>> Start
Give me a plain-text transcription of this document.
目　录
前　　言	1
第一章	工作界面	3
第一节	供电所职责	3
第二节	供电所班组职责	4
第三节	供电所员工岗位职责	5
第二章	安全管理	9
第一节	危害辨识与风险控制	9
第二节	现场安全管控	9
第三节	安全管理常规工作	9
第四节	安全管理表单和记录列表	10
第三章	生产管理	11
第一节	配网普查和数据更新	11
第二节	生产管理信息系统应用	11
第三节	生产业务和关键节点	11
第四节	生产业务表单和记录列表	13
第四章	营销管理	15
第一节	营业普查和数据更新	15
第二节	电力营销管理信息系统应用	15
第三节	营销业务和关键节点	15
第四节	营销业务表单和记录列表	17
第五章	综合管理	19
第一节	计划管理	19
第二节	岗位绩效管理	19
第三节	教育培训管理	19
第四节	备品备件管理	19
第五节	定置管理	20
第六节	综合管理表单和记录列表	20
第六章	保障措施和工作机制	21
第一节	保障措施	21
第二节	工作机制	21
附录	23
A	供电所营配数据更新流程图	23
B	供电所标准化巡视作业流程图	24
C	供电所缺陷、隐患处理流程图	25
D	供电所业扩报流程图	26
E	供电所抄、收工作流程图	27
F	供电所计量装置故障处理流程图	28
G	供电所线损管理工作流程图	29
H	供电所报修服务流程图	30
>> End
>> Start
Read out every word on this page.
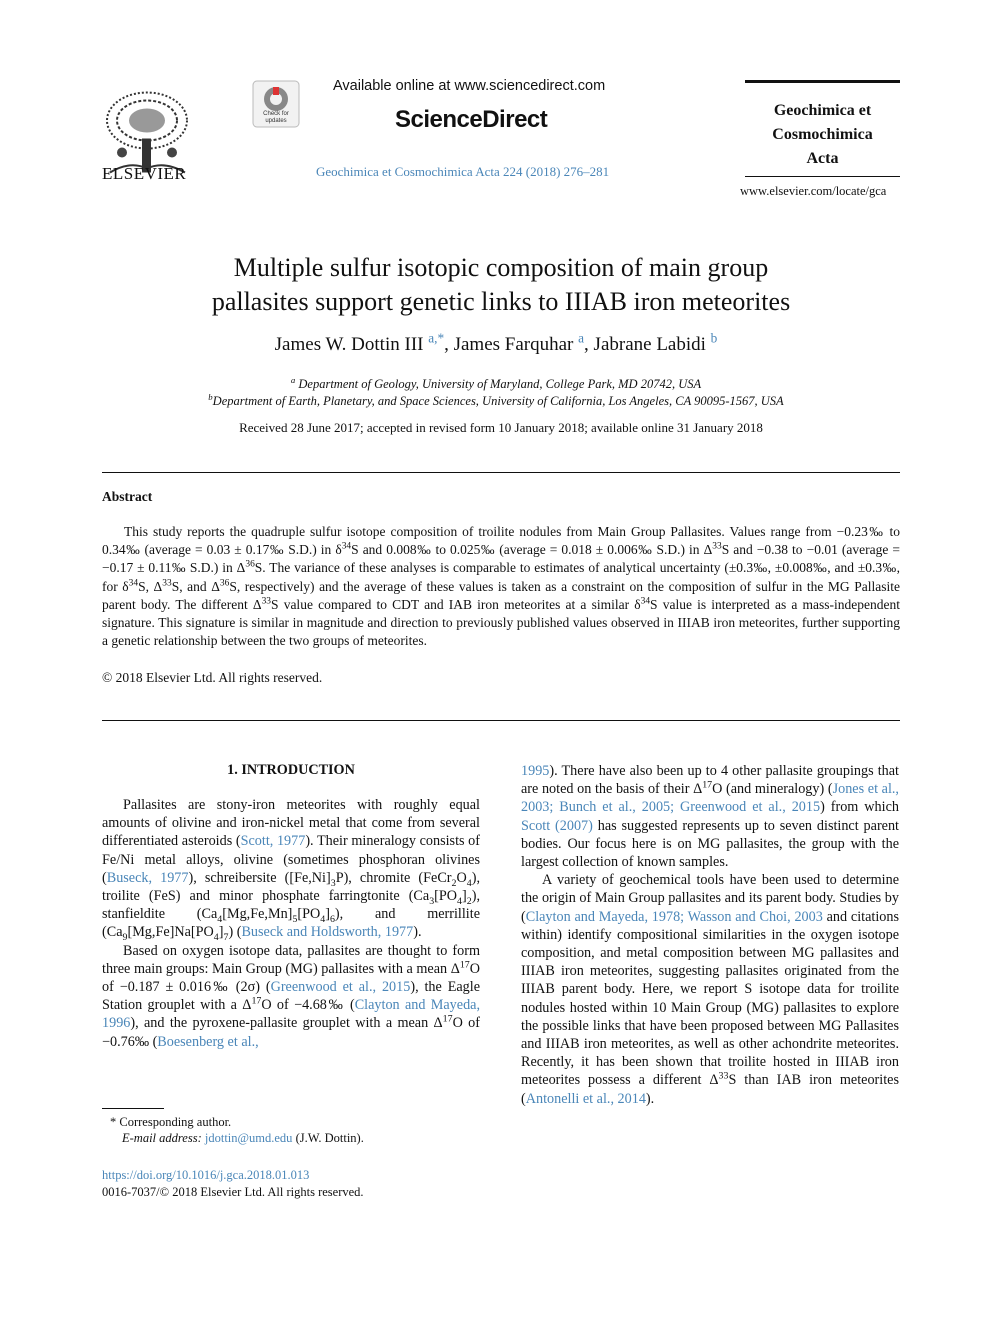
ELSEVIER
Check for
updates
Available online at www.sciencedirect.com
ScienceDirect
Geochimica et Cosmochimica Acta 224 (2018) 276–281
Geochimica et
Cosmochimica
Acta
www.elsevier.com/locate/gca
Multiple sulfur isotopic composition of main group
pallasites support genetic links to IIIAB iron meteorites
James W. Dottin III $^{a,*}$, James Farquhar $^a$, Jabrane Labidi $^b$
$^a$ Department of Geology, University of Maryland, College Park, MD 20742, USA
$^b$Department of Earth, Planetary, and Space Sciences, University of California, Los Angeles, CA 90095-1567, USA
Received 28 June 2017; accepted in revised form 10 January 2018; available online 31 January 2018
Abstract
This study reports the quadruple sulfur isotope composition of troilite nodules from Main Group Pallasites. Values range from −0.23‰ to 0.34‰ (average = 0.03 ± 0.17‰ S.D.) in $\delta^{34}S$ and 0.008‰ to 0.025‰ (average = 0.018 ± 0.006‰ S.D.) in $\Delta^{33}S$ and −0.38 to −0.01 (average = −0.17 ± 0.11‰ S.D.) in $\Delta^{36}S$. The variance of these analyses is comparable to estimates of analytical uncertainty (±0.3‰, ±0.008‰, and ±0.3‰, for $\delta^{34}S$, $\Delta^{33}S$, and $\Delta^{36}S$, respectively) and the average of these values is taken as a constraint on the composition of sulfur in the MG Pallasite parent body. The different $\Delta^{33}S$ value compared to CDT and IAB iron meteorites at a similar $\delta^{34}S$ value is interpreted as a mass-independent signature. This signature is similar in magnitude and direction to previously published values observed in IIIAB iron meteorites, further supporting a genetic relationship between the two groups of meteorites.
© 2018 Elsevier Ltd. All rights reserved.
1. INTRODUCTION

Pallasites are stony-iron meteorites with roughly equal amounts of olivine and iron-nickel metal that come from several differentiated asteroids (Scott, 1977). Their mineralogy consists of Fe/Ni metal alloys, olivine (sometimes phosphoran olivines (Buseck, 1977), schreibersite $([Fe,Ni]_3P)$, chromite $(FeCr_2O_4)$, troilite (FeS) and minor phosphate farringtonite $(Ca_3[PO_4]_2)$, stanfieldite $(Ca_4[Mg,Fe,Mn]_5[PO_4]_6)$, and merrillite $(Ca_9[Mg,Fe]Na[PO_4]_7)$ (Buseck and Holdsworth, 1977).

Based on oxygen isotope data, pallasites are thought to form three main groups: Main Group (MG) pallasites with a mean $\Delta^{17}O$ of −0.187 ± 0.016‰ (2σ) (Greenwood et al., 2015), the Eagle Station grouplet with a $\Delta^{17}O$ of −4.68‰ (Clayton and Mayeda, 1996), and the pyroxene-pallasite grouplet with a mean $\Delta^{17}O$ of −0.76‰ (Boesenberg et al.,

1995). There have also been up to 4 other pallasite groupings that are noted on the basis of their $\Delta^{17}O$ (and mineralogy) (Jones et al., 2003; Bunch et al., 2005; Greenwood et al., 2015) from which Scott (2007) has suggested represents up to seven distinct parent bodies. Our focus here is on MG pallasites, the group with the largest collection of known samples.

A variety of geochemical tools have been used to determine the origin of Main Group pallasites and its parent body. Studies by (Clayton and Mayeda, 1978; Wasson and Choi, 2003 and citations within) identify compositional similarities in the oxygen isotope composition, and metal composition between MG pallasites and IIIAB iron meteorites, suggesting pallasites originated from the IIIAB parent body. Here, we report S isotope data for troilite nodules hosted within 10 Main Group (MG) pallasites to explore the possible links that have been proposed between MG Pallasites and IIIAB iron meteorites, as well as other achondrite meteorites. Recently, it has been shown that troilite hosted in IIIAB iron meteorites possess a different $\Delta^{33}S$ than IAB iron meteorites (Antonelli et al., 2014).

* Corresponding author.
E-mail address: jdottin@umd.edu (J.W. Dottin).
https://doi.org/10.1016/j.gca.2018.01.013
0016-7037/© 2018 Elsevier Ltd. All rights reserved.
>> End
- [Task statement] Filter the entries down to the lines with the word "Geochimica" in them.

- [Written solution]
Geochimica et Cosmochimica Acta 224 (2018) 276–281
Geochimica et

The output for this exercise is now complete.